DATA SECTION:
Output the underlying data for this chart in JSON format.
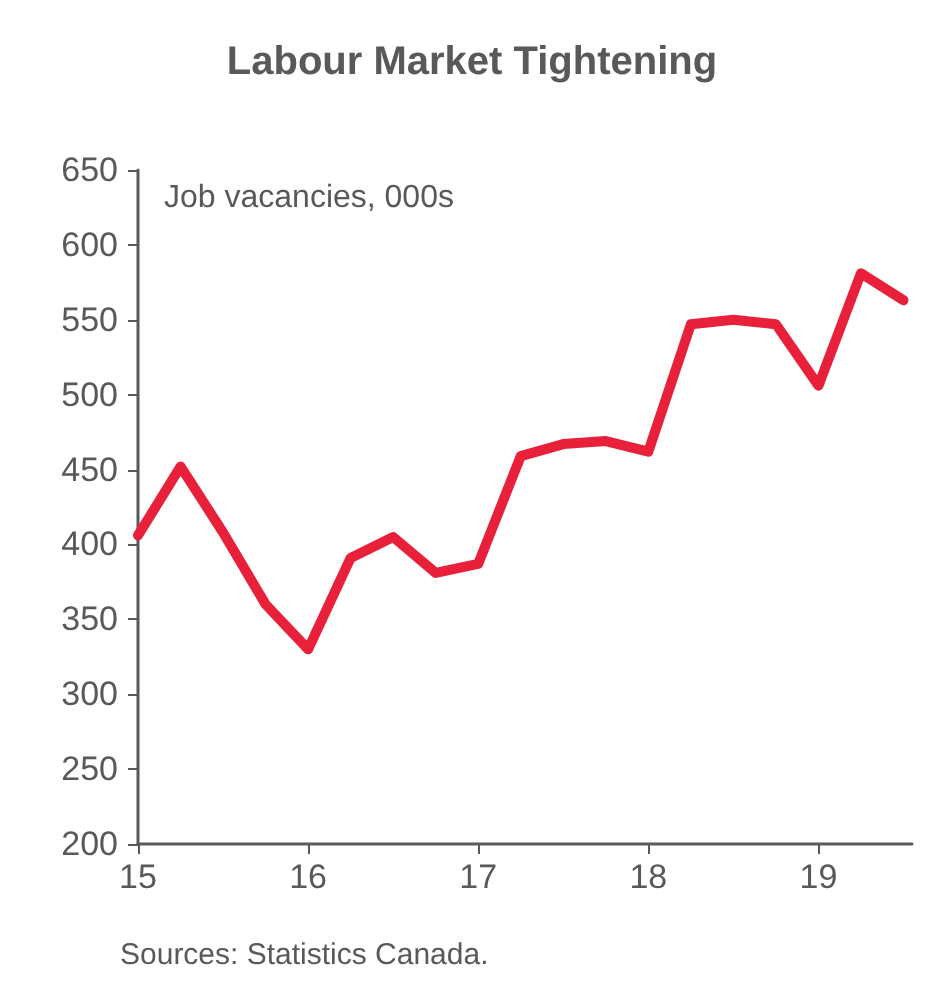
{
  "chart_data": {
    "type": "line",
    "title": "Labour Market Tightening",
    "annotations": [
      "Job vacancies, 000s",
      "Sources: Statistics Canada."
    ],
    "x": [
      15,
      15.25,
      15.5,
      15.75,
      16,
      16.25,
      16.5,
      16.75,
      17,
      17.25,
      17.5,
      17.75,
      18,
      18.25,
      18.5,
      18.75,
      19,
      19.25,
      19.5
    ],
    "series": [
      {
        "color": "#e8203a",
        "values": [
          406,
          452,
          408,
          360,
          330,
          391,
          405,
          381,
          387,
          459,
          467,
          469,
          462,
          547,
          550,
          547,
          506,
          581,
          563
        ]
      }
    ],
    "xlim": [
      15,
      19.55
    ],
    "xticks": [
      15,
      16,
      17,
      18,
      19
    ],
    "ylim": [
      200,
      650
    ],
    "yticks": [
      200,
      250,
      300,
      350,
      400,
      450,
      500,
      550,
      600,
      650
    ],
    "grid": false,
    "marker": "none",
    "line_style": "solid"
  }
}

WRITTEN REQUEST: The records above are to be reproduced exactly; the pictures are to be left out.

EXERCISE RESPONSE:
Output the underlying data for this chart in JSON format.
{
  "chart_data": {
    "type": "line",
    "title": "Labour Market Tightening",
    "annotations": [
      "Job vacancies, 000s",
      "Sources: Statistics Canada."
    ],
    "x": [
      15,
      15.25,
      15.5,
      15.75,
      16,
      16.25,
      16.5,
      16.75,
      17,
      17.25,
      17.5,
      17.75,
      18,
      18.25,
      18.5,
      18.75,
      19,
      19.25,
      19.5
    ],
    "series": [
      {
        "color": "#e8203a",
        "values": [
          406,
          452,
          408,
          360,
          330,
          391,
          405,
          381,
          387,
          459,
          467,
          469,
          462,
          547,
          550,
          547,
          506,
          581,
          563
        ]
      }
    ],
    "xlim": [
      15,
      19.55
    ],
    "xticks": [
      15,
      16,
      17,
      18,
      19
    ],
    "ylim": [
      200,
      650
    ],
    "yticks": [
      200,
      250,
      300,
      350,
      400,
      450,
      500,
      550,
      600,
      650
    ],
    "grid": false,
    "marker": "none",
    "line_style": "solid"
  }
}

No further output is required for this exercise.